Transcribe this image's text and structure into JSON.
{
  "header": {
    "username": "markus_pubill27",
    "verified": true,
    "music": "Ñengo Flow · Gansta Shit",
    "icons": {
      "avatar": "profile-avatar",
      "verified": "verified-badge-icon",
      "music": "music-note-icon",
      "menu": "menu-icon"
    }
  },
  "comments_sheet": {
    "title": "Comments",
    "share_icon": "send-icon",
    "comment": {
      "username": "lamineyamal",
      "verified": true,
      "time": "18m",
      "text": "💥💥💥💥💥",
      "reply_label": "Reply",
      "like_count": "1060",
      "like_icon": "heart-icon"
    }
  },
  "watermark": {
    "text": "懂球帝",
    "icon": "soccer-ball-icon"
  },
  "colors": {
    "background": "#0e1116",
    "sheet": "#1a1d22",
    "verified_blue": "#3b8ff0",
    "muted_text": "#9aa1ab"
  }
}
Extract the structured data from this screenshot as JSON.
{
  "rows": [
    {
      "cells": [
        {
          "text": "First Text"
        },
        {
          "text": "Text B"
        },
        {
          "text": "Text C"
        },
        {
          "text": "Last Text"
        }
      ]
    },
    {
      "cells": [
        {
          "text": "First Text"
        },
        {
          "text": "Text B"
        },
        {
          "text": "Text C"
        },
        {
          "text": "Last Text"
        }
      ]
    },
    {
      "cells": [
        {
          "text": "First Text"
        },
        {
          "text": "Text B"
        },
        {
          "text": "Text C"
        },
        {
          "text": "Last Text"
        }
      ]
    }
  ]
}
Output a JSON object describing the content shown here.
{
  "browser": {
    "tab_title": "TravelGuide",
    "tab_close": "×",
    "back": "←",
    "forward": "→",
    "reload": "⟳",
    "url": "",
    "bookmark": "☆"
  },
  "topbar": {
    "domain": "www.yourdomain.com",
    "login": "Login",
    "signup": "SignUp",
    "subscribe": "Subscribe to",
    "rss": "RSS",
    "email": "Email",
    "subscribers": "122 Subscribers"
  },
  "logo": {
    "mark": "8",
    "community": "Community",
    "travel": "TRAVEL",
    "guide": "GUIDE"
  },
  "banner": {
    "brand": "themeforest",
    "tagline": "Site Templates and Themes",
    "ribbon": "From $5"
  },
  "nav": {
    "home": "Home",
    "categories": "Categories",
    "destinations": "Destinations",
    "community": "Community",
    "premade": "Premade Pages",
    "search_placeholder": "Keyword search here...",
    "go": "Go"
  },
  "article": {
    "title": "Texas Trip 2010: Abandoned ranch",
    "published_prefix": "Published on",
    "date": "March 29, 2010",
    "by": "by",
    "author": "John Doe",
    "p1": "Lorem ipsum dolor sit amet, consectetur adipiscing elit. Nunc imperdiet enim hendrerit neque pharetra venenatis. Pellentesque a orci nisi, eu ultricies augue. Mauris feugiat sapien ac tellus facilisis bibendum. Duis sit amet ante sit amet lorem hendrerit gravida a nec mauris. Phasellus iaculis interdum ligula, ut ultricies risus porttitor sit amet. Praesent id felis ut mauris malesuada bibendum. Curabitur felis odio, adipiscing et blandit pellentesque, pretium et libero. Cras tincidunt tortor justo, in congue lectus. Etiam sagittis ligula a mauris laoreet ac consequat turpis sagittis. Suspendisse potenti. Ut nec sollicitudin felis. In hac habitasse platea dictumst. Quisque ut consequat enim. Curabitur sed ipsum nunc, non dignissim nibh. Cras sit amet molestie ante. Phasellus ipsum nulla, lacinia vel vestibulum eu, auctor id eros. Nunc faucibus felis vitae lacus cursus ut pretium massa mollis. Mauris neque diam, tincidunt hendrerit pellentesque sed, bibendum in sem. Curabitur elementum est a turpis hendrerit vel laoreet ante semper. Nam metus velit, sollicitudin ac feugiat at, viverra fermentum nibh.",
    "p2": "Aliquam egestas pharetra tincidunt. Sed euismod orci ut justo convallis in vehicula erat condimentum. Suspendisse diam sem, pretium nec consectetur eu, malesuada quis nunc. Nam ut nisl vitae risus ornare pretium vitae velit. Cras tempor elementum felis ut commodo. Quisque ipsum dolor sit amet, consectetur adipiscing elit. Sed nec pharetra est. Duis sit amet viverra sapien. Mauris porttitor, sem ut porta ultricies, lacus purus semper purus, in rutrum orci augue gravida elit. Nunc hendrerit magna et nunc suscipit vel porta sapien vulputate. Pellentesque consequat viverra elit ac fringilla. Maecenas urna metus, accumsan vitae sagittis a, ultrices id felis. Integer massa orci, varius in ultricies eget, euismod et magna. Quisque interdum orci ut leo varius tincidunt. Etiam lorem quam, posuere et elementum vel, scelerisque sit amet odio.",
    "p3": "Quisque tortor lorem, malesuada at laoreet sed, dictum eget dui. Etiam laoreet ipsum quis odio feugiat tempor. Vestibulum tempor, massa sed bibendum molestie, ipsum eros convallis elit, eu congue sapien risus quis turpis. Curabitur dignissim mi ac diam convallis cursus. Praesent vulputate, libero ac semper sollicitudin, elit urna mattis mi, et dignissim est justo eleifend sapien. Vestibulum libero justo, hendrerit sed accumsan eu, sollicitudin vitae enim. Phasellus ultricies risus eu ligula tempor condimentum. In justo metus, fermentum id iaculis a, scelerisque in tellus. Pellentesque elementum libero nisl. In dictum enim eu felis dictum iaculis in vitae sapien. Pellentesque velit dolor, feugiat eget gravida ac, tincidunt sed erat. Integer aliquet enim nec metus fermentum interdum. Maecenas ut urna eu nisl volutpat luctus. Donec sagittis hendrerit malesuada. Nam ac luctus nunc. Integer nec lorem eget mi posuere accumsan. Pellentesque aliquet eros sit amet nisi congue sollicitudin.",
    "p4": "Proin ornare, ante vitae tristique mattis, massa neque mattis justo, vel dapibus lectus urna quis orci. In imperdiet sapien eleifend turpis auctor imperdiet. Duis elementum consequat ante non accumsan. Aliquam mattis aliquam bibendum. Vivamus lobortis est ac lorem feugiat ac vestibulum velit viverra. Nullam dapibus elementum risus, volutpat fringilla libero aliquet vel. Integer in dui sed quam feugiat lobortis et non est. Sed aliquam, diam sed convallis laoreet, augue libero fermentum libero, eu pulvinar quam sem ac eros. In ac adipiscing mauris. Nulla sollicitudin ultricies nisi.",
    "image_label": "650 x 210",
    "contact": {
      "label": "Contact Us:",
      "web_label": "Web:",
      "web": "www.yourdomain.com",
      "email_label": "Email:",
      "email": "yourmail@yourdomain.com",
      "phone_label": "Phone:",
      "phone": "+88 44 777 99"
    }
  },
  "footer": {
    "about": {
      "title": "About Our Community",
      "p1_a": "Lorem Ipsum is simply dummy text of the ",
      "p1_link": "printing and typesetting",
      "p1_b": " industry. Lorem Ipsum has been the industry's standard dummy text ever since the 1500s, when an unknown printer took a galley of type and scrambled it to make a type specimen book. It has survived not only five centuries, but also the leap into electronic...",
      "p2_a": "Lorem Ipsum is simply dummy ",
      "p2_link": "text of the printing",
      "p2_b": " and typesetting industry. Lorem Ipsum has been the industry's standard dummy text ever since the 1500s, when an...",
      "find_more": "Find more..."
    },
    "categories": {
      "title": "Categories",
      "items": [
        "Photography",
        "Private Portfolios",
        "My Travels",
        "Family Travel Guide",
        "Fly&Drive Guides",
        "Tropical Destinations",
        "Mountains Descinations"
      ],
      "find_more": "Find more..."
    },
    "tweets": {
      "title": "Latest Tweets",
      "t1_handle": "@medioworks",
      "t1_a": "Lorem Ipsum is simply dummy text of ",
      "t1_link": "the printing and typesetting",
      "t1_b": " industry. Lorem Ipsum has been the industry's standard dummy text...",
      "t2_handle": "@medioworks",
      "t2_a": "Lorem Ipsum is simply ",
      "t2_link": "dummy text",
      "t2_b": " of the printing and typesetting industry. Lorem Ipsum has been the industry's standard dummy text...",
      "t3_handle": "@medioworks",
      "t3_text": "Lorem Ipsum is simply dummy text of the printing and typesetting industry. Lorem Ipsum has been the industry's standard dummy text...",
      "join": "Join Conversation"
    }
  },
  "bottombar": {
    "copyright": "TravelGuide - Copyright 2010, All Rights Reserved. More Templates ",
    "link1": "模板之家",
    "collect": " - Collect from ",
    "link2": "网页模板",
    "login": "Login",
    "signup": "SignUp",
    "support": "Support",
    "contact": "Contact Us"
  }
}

__Problem requirements__.
Count all lines of the data that include "yourdomain". The answer is the number alone.

__Output for this exercise__.
3